- **INSTRUCTIONS TO FOLLOW**
In the material below, find every line with "JSON" and pull it out.

- **Data entries**

......

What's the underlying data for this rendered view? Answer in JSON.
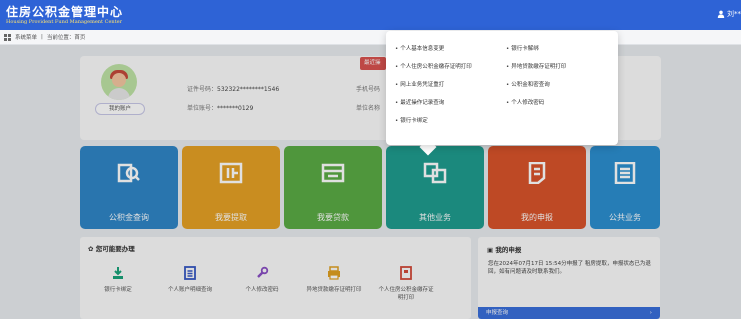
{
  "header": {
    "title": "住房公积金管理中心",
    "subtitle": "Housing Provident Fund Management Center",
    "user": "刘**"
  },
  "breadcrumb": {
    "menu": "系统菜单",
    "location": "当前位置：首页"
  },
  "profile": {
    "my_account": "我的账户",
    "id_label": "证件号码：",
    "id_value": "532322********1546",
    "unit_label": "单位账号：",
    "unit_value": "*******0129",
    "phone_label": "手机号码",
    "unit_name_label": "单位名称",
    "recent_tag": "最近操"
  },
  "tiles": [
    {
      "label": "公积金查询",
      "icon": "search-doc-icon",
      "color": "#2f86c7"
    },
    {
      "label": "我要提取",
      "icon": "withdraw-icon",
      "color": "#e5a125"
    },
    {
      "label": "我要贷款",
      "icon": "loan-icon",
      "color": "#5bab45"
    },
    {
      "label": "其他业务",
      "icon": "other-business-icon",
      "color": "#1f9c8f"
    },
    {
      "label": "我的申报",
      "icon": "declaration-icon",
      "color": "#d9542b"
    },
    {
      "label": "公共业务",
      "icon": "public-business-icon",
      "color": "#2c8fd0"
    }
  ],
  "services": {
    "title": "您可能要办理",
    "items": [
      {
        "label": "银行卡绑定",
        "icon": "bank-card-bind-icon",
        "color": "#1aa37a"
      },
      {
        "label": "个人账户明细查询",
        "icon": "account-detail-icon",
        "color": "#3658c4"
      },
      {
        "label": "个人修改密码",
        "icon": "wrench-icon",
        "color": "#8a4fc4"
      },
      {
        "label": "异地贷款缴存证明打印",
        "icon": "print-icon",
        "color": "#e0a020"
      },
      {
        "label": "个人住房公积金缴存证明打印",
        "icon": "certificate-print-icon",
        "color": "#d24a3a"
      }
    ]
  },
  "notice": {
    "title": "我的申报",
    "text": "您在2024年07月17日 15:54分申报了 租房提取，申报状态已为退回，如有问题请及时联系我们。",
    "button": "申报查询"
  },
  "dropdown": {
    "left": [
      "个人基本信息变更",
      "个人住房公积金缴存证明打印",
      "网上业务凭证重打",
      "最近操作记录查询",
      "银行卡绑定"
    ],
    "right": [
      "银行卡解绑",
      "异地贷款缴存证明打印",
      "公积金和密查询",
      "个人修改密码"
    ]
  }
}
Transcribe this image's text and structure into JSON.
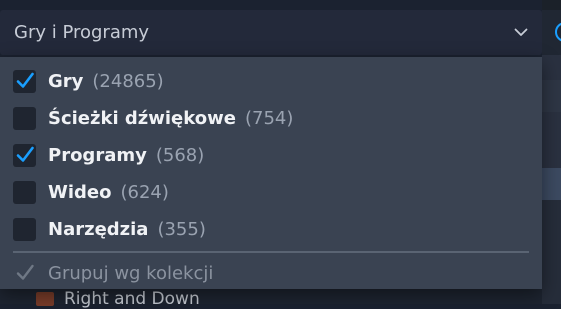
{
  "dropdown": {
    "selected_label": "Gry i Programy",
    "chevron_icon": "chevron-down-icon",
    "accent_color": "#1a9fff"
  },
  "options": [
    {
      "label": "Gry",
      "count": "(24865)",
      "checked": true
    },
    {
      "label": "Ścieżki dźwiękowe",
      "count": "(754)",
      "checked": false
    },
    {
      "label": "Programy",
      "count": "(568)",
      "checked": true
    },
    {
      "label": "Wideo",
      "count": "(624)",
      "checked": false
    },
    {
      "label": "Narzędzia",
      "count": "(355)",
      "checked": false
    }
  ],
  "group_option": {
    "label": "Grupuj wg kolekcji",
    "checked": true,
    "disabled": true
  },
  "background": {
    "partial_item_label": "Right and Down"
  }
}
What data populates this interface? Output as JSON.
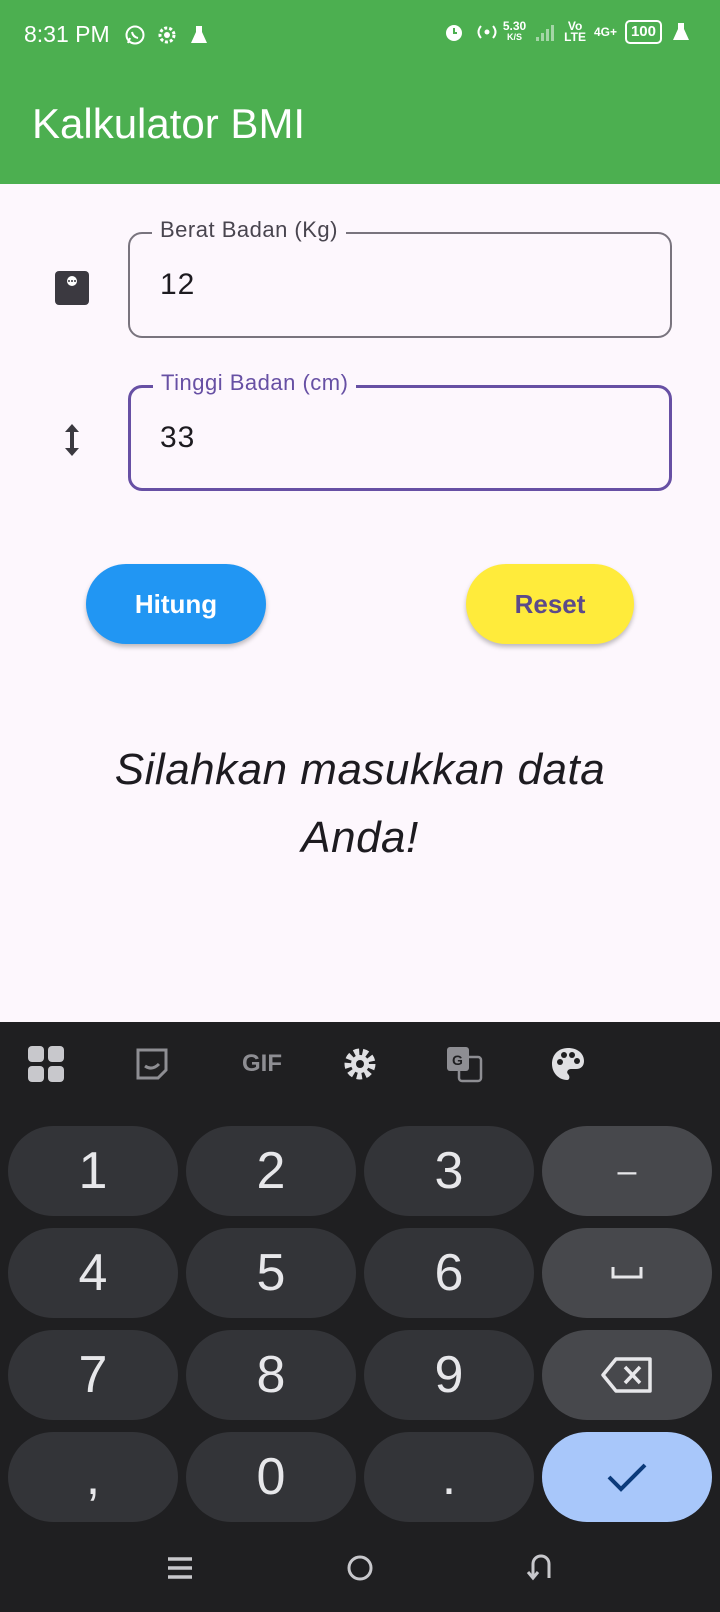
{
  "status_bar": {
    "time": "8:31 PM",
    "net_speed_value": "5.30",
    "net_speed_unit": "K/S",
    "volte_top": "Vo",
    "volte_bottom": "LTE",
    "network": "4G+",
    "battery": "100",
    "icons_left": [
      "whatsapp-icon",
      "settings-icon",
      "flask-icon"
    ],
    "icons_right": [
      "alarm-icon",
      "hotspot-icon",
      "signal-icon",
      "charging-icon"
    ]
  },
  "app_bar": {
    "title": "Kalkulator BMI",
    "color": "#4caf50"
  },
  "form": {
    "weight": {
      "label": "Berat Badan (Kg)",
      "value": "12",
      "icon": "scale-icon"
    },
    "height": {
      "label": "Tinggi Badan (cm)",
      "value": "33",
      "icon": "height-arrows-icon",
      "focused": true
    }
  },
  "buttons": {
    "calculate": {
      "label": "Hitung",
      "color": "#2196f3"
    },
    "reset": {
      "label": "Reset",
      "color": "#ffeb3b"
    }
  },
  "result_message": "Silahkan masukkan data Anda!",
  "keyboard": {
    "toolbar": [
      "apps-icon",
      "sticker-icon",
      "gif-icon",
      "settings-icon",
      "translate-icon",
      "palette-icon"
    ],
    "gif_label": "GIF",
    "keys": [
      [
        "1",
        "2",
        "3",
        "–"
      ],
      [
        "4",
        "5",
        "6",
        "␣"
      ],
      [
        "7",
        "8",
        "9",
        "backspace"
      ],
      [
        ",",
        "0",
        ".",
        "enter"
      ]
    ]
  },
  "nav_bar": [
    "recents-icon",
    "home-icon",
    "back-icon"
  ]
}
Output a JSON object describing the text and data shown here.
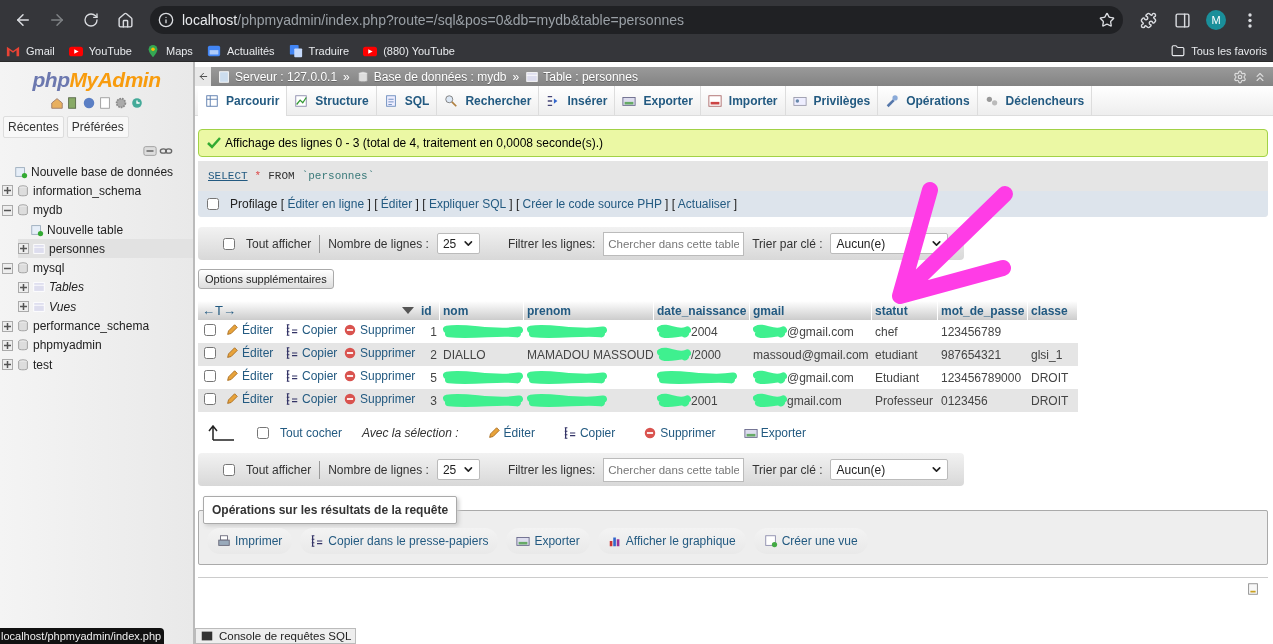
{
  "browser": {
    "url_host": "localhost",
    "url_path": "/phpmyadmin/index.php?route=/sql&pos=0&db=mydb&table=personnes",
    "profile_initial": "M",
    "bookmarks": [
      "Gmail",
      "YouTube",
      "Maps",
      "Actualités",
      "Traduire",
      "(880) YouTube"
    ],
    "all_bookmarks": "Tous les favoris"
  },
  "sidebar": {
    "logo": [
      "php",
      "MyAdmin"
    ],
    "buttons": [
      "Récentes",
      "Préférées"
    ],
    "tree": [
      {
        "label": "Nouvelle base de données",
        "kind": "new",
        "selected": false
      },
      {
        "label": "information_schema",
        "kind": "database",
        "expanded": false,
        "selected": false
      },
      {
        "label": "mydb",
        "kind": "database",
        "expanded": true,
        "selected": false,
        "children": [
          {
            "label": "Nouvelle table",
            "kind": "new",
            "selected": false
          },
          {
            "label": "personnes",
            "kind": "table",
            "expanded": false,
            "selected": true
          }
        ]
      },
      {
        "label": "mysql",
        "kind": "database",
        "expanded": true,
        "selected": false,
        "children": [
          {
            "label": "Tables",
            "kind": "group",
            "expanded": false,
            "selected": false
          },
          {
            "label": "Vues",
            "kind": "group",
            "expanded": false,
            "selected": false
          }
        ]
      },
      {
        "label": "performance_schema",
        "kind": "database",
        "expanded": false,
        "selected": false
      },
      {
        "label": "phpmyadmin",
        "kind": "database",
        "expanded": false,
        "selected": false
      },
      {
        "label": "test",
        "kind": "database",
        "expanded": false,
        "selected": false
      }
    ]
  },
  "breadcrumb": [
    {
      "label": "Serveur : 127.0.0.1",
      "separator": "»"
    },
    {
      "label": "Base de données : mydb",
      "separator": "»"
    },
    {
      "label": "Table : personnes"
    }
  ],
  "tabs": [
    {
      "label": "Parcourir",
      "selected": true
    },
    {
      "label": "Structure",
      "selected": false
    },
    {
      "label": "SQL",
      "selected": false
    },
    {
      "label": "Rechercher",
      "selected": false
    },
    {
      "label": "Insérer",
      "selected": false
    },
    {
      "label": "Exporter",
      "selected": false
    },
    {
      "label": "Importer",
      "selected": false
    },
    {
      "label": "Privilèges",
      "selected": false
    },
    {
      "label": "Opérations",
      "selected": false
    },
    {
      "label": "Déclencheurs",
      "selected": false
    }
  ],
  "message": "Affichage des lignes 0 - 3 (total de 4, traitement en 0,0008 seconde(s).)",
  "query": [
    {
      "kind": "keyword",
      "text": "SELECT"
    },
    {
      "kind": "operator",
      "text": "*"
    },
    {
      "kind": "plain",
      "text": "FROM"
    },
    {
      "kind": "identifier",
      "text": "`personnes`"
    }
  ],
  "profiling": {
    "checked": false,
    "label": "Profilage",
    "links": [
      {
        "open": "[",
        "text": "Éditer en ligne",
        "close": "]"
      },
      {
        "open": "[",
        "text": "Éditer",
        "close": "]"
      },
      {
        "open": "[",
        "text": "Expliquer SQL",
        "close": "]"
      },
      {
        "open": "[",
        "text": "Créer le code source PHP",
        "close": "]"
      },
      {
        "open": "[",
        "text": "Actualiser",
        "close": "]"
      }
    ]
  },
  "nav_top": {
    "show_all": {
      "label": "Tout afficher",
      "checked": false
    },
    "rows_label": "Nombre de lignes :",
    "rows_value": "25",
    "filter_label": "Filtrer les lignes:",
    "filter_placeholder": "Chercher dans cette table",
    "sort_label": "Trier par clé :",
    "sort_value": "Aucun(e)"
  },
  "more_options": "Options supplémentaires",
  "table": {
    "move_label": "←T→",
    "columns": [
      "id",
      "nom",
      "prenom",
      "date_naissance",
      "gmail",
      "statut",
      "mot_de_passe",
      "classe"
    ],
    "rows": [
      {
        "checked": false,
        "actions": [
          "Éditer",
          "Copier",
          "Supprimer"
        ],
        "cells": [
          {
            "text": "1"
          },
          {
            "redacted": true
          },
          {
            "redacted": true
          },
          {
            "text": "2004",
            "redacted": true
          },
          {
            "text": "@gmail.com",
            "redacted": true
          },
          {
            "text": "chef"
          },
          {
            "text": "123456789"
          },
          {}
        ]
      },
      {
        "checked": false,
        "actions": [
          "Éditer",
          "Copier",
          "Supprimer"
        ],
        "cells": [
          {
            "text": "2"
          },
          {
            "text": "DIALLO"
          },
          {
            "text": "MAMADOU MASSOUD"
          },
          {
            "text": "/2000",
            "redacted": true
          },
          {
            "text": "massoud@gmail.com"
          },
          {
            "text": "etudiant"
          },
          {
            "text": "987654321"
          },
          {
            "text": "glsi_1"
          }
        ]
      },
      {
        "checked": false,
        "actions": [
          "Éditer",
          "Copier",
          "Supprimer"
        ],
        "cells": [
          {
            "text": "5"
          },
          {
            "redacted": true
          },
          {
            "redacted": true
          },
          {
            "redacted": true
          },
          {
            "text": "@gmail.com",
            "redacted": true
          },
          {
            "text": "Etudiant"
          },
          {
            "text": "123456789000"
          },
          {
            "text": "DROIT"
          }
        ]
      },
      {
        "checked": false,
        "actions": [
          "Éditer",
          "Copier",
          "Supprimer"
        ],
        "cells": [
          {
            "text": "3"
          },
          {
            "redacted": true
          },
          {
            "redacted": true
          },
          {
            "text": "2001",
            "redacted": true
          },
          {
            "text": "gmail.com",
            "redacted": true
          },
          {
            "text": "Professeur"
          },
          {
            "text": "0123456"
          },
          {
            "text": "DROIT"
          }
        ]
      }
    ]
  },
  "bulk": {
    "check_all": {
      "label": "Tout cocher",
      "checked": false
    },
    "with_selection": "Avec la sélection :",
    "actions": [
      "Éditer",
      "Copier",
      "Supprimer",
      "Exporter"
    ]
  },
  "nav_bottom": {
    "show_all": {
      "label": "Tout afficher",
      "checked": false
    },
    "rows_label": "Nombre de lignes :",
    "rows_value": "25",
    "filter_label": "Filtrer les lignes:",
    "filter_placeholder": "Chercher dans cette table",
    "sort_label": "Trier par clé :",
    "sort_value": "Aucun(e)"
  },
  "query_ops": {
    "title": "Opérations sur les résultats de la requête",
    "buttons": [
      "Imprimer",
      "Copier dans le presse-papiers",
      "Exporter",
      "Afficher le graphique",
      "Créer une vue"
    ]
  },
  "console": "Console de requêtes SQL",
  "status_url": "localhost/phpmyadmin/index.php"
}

......

- **THE RESPONSE**
What's the underlying data for this rendered view? Answer in JSON.
Transcribe this image's text and structure into JSON.
What data populates this interface? Output as JSON.
Output a JSON object describing the text and data shown here.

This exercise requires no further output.